> THE EXERCISE
Write every record out again exactly, and keep images out of it.

> STORED DATA
============
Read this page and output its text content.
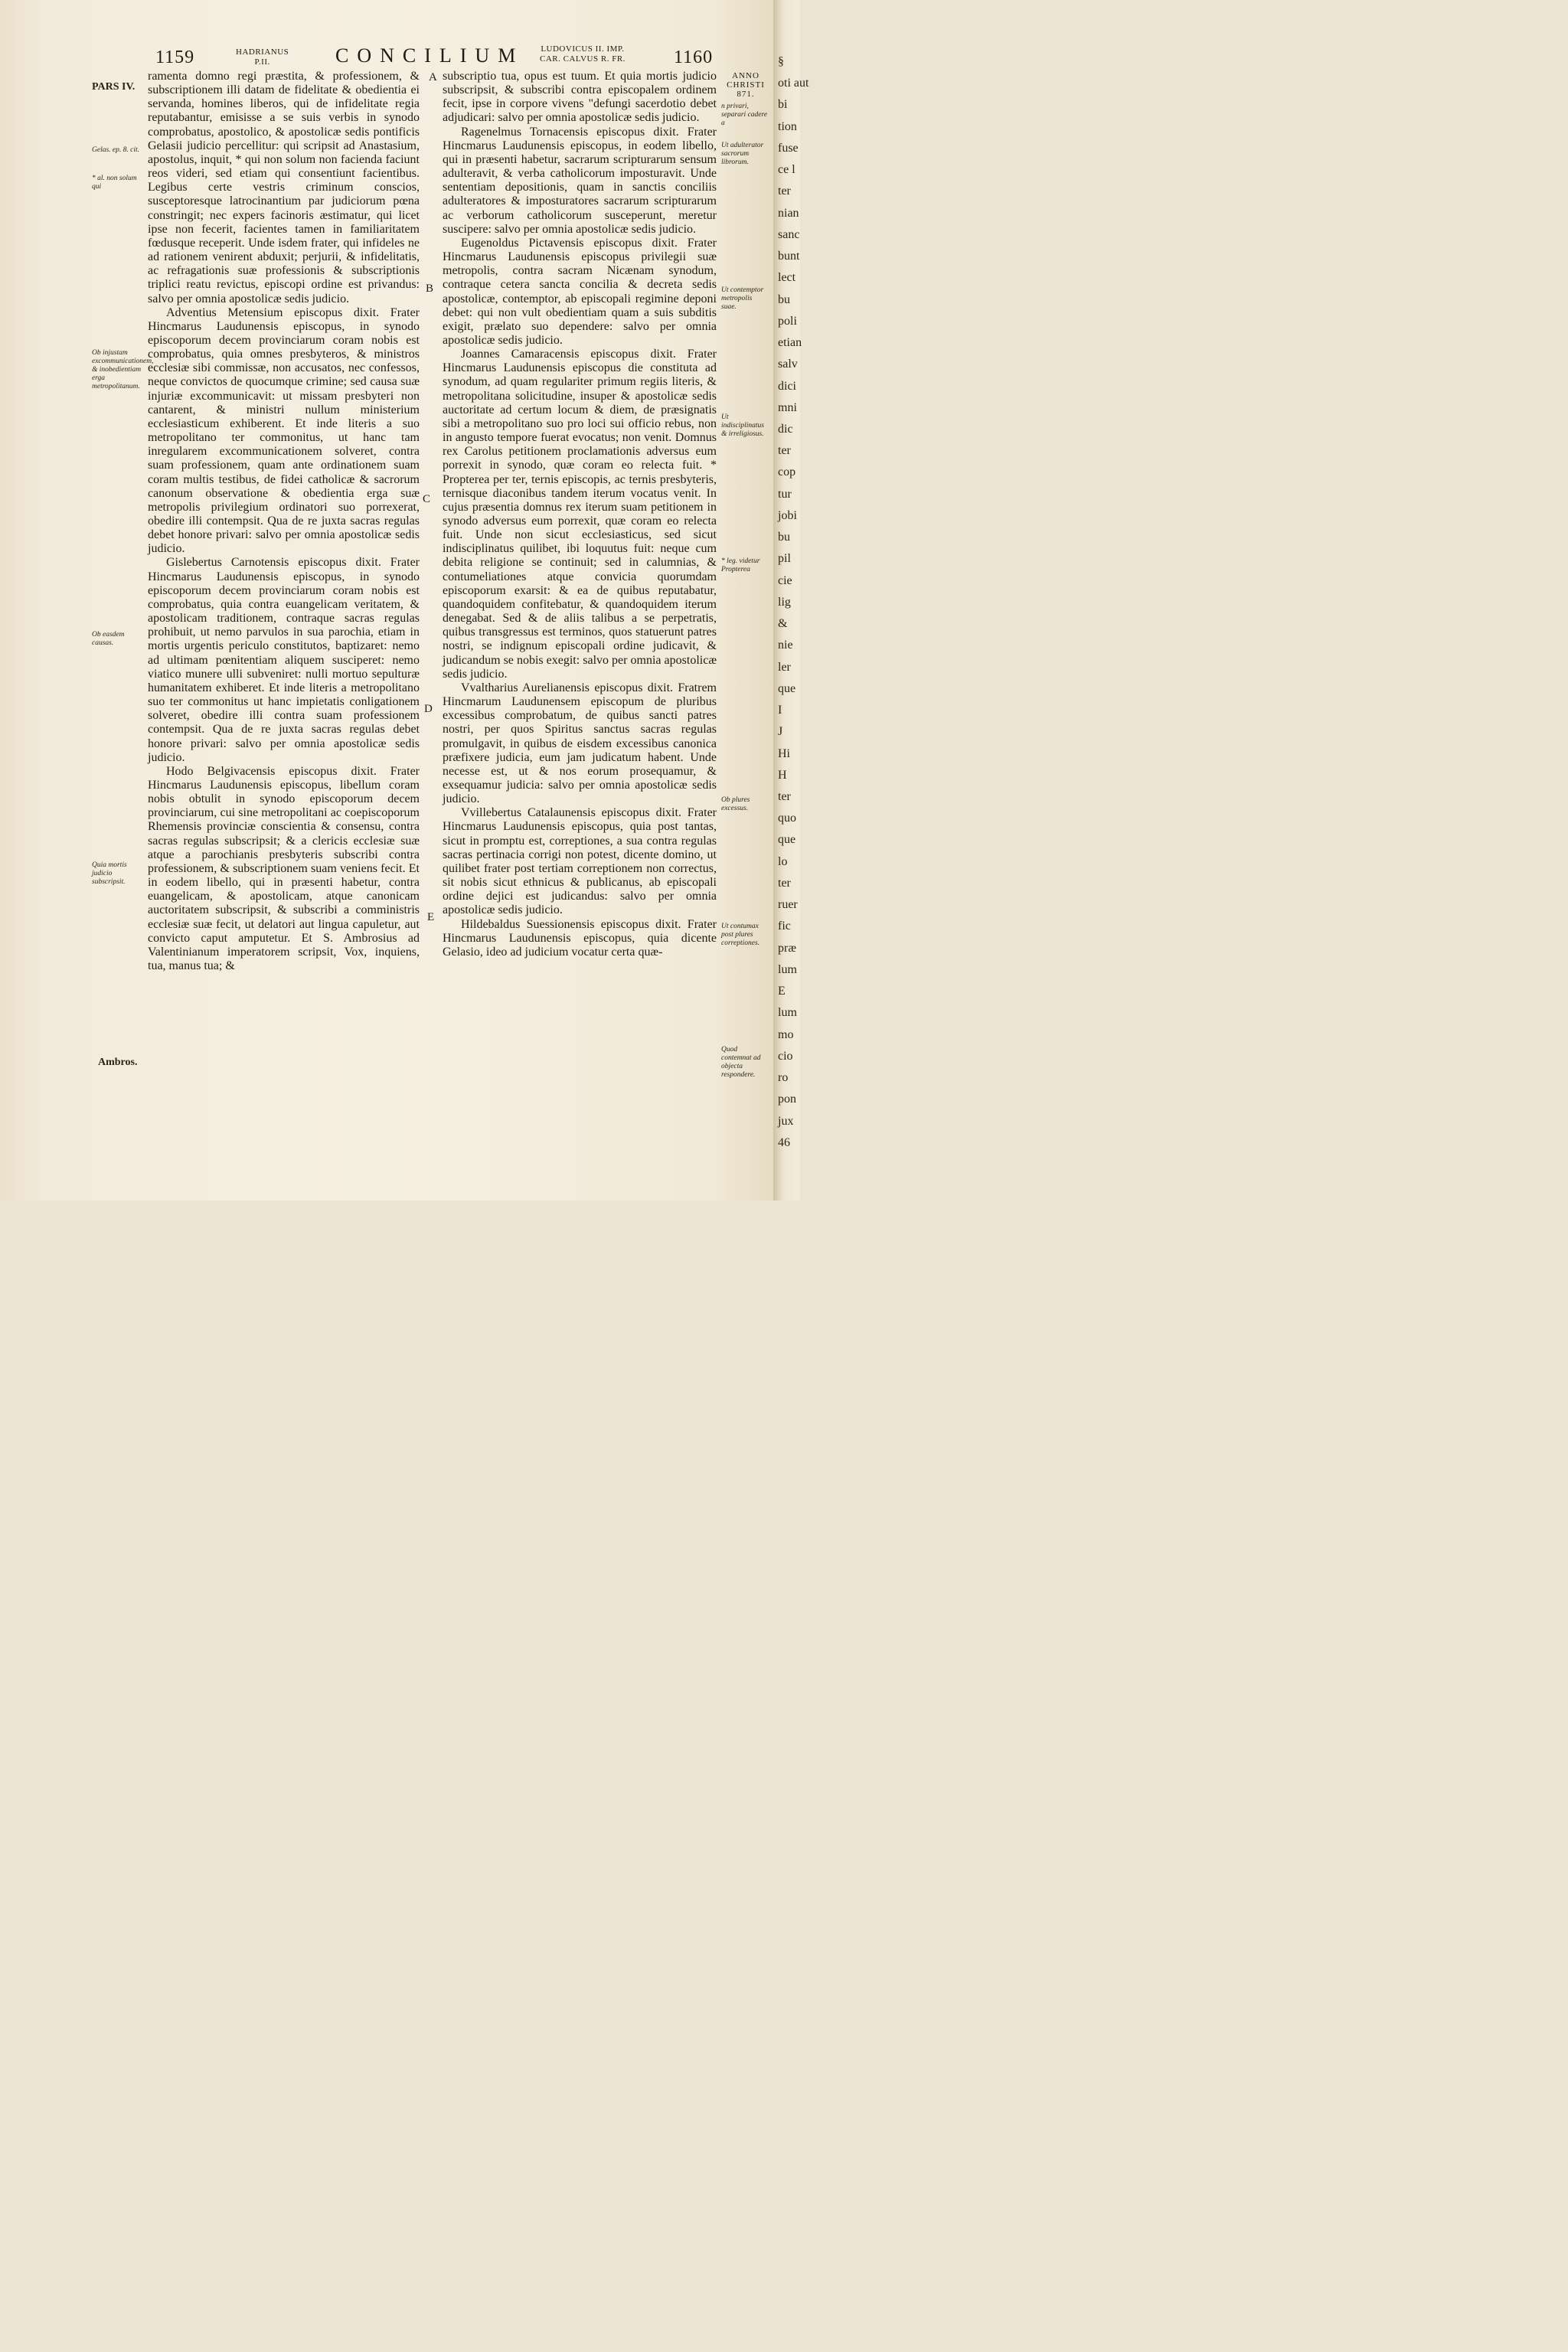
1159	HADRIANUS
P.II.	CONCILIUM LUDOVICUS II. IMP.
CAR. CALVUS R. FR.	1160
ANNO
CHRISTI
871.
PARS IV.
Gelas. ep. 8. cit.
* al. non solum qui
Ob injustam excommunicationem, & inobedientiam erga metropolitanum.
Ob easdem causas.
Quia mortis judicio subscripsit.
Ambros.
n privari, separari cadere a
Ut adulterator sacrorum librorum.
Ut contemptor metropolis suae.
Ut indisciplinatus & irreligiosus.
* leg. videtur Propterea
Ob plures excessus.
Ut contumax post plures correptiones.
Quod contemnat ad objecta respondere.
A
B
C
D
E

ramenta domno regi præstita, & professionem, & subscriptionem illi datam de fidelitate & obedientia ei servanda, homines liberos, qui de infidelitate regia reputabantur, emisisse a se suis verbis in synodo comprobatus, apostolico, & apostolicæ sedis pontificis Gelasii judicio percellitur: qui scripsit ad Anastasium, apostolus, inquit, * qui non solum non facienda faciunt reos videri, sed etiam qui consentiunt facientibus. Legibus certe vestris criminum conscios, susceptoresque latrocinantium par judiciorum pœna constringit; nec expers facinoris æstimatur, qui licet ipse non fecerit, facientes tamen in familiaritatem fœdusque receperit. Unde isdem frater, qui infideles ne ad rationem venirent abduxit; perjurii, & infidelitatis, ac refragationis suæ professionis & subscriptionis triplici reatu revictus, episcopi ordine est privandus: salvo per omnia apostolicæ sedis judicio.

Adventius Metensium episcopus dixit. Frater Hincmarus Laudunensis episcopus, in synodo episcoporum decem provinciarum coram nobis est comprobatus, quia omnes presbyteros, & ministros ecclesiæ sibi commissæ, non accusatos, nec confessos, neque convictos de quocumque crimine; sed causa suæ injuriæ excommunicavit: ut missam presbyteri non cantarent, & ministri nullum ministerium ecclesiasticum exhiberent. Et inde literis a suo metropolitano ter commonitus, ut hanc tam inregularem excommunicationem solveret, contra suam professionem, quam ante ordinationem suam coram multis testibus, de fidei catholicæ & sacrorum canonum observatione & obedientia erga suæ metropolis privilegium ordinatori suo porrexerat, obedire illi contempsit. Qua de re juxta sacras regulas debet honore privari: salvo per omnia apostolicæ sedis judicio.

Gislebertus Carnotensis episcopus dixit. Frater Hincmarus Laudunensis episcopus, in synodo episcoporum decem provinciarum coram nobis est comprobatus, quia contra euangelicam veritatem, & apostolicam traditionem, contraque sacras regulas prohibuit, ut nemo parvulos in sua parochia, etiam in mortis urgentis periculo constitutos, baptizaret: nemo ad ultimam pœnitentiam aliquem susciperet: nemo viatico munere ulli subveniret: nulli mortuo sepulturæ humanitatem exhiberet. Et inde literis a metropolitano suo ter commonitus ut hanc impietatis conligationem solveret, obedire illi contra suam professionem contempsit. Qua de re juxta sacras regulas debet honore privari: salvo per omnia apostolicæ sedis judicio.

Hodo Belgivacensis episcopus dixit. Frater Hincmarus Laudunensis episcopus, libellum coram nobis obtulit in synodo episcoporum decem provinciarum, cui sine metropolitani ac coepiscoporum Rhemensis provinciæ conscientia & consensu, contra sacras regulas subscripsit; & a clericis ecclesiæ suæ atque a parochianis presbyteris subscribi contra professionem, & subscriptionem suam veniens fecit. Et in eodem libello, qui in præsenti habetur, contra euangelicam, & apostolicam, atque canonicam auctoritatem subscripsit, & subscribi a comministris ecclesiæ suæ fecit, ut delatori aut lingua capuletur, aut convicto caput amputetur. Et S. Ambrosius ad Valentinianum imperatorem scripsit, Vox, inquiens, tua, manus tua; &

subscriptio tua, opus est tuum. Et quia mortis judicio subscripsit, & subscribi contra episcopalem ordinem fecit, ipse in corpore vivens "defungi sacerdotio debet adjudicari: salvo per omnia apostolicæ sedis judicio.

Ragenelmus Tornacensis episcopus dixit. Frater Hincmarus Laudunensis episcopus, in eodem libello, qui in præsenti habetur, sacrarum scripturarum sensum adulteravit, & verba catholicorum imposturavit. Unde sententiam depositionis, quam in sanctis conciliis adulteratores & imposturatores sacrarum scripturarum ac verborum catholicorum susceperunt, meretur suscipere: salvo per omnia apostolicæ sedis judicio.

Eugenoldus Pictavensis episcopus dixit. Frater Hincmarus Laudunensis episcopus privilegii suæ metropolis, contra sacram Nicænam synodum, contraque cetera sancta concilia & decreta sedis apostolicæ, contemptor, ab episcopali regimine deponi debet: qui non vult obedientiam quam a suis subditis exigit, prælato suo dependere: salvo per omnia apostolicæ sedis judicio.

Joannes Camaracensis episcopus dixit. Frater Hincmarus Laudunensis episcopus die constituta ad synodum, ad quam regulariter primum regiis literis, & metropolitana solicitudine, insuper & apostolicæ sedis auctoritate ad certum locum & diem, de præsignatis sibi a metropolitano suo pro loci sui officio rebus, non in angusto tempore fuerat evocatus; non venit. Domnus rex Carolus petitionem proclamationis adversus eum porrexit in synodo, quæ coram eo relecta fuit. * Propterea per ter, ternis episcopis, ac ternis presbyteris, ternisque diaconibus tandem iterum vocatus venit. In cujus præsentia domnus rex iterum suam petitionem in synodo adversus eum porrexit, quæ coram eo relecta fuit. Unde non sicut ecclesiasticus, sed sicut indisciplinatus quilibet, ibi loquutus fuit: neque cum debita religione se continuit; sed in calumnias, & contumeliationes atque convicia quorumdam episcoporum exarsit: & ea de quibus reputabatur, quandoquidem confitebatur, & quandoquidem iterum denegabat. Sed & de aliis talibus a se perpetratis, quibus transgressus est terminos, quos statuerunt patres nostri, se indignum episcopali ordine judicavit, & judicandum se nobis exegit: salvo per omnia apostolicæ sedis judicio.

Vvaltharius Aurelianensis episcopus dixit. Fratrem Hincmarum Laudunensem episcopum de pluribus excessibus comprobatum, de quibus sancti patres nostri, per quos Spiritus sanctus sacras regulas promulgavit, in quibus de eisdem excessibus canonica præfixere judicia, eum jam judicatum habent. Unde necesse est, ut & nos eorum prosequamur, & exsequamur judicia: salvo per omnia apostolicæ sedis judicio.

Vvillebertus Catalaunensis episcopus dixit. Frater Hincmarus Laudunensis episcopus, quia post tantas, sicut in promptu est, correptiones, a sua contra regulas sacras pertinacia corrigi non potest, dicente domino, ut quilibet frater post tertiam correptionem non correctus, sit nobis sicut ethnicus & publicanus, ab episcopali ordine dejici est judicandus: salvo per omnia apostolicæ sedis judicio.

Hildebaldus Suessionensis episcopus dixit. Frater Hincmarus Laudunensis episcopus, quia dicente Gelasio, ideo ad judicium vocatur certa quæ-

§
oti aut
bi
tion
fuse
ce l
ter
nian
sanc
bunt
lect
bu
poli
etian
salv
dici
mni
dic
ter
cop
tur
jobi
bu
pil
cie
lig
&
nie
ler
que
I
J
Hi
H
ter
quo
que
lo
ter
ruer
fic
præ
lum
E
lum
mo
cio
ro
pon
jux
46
============
> WRITTEN SOLUTION
Read this page and output its text content.
1159	HADRIANUS
P.II.	CONCILIUM LUDOVICUS II. IMP.
CAR. CALVUS R. FR.	1160
ANNO
CHRISTI
871.
PARS IV.
Gelas. ep. 8. cit.
* al. non solum qui
Ob injustam excommunicationem, & inobedientiam erga metropolitanum.
Ob easdem causas.
Quia mortis judicio subscripsit.
Ambros.
n privari, separari cadere a
Ut adulterator sacrorum librorum.
Ut contemptor metropolis suae.
Ut indisciplinatus & irreligiosus.
* leg. videtur Propterea
Ob plures excessus.
Ut contumax post plures correptiones.
Quod contemnat ad objecta respondere.
A
B
C
D
E

ramenta domno regi præstita, & professionem, & subscriptionem illi datam de fidelitate & obedientia ei servanda, homines liberos, qui de infidelitate regia reputabantur, emisisse a se suis verbis in synodo comprobatus, apostolico, & apostolicæ sedis pontificis Gelasii judicio percellitur: qui scripsit ad Anastasium, apostolus, inquit, * qui non solum non facienda faciunt reos videri, sed etiam qui consentiunt facientibus. Legibus certe vestris criminum conscios, susceptoresque latrocinantium par judiciorum pœna constringit; nec expers facinoris æstimatur, qui licet ipse non fecerit, facientes tamen in familiaritatem fœdusque receperit. Unde isdem frater, qui infideles ne ad rationem venirent abduxit; perjurii, & infidelitatis, ac refragationis suæ professionis & subscriptionis triplici reatu revictus, episcopi ordine est privandus: salvo per omnia apostolicæ sedis judicio.

Adventius Metensium episcopus dixit. Frater Hincmarus Laudunensis episcopus, in synodo episcoporum decem provinciarum coram nobis est comprobatus, quia omnes presbyteros, & ministros ecclesiæ sibi commissæ, non accusatos, nec confessos, neque convictos de quocumque crimine; sed causa suæ injuriæ excommunicavit: ut missam presbyteri non cantarent, & ministri nullum ministerium ecclesiasticum exhiberent. Et inde literis a suo metropolitano ter commonitus, ut hanc tam inregularem excommunicationem solveret, contra suam professionem, quam ante ordinationem suam coram multis testibus, de fidei catholicæ & sacrorum canonum observatione & obedientia erga suæ metropolis privilegium ordinatori suo porrexerat, obedire illi contempsit. Qua de re juxta sacras regulas debet honore privari: salvo per omnia apostolicæ sedis judicio.

Gislebertus Carnotensis episcopus dixit. Frater Hincmarus Laudunensis episcopus, in synodo episcoporum decem provinciarum coram nobis est comprobatus, quia contra euangelicam veritatem, & apostolicam traditionem, contraque sacras regulas prohibuit, ut nemo parvulos in sua parochia, etiam in mortis urgentis periculo constitutos, baptizaret: nemo ad ultimam pœnitentiam aliquem susciperet: nemo viatico munere ulli subveniret: nulli mortuo sepulturæ humanitatem exhiberet. Et inde literis a metropolitano suo ter commonitus ut hanc impietatis conligationem solveret, obedire illi contra suam professionem contempsit. Qua de re juxta sacras regulas debet honore privari: salvo per omnia apostolicæ sedis judicio.

Hodo Belgivacensis episcopus dixit. Frater Hincmarus Laudunensis episcopus, libellum coram nobis obtulit in synodo episcoporum decem provinciarum, cui sine metropolitani ac coepiscoporum Rhemensis provinciæ conscientia & consensu, contra sacras regulas subscripsit; & a clericis ecclesiæ suæ atque a parochianis presbyteris subscribi contra professionem, & subscriptionem suam veniens fecit. Et in eodem libello, qui in præsenti habetur, contra euangelicam, & apostolicam, atque canonicam auctoritatem subscripsit, & subscribi a comministris ecclesiæ suæ fecit, ut delatori aut lingua capuletur, aut convicto caput amputetur. Et S. Ambrosius ad Valentinianum imperatorem scripsit, Vox, inquiens, tua, manus tua; &

subscriptio tua, opus est tuum. Et quia mortis judicio subscripsit, & subscribi contra episcopalem ordinem fecit, ipse in corpore vivens "defungi sacerdotio debet adjudicari: salvo per omnia apostolicæ sedis judicio.

Ragenelmus Tornacensis episcopus dixit. Frater Hincmarus Laudunensis episcopus, in eodem libello, qui in præsenti habetur, sacrarum scripturarum sensum adulteravit, & verba catholicorum imposturavit. Unde sententiam depositionis, quam in sanctis conciliis adulteratores & imposturatores sacrarum scripturarum ac verborum catholicorum susceperunt, meretur suscipere: salvo per omnia apostolicæ sedis judicio.

Eugenoldus Pictavensis episcopus dixit. Frater Hincmarus Laudunensis episcopus privilegii suæ metropolis, contra sacram Nicænam synodum, contraque cetera sancta concilia & decreta sedis apostolicæ, contemptor, ab episcopali regimine deponi debet: qui non vult obedientiam quam a suis subditis exigit, prælato suo dependere: salvo per omnia apostolicæ sedis judicio.

Joannes Camaracensis episcopus dixit. Frater Hincmarus Laudunensis episcopus die constituta ad synodum, ad quam regulariter primum regiis literis, & metropolitana solicitudine, insuper & apostolicæ sedis auctoritate ad certum locum & diem, de præsignatis sibi a metropolitano suo pro loci sui officio rebus, non in angusto tempore fuerat evocatus; non venit. Domnus rex Carolus petitionem proclamationis adversus eum porrexit in synodo, quæ coram eo relecta fuit. * Propterea per ter, ternis episcopis, ac ternis presbyteris, ternisque diaconibus tandem iterum vocatus venit. In cujus præsentia domnus rex iterum suam petitionem in synodo adversus eum porrexit, quæ coram eo relecta fuit. Unde non sicut ecclesiasticus, sed sicut indisciplinatus quilibet, ibi loquutus fuit: neque cum debita religione se continuit; sed in calumnias, & contumeliationes atque convicia quorumdam episcoporum exarsit: & ea de quibus reputabatur, quandoquidem confitebatur, & quandoquidem iterum denegabat. Sed & de aliis talibus a se perpetratis, quibus transgressus est terminos, quos statuerunt patres nostri, se indignum episcopali ordine judicavit, & judicandum se nobis exegit: salvo per omnia apostolicæ sedis judicio.

Vvaltharius Aurelianensis episcopus dixit. Fratrem Hincmarum Laudunensem episcopum de pluribus excessibus comprobatum, de quibus sancti patres nostri, per quos Spiritus sanctus sacras regulas promulgavit, in quibus de eisdem excessibus canonica præfixere judicia, eum jam judicatum habent. Unde necesse est, ut & nos eorum prosequamur, & exsequamur judicia: salvo per omnia apostolicæ sedis judicio.

Vvillebertus Catalaunensis episcopus dixit. Frater Hincmarus Laudunensis episcopus, quia post tantas, sicut in promptu est, correptiones, a sua contra regulas sacras pertinacia corrigi non potest, dicente domino, ut quilibet frater post tertiam correptionem non correctus, sit nobis sicut ethnicus & publicanus, ab episcopali ordine dejici est judicandus: salvo per omnia apostolicæ sedis judicio.

Hildebaldus Suessionensis episcopus dixit. Frater Hincmarus Laudunensis episcopus, quia dicente Gelasio, ideo ad judicium vocatur certa quæ-

§
oti aut
bi
tion
fuse
ce l
ter
nian
sanc
bunt
lect
bu
poli
etian
salv
dici
mni
dic
ter
cop
tur
jobi
bu
pil
cie
lig
&
nie
ler
que
I
J
Hi
H
ter
quo
que
lo
ter
ruer
fic
præ
lum
E
lum
mo
cio
ro
pon
jux
46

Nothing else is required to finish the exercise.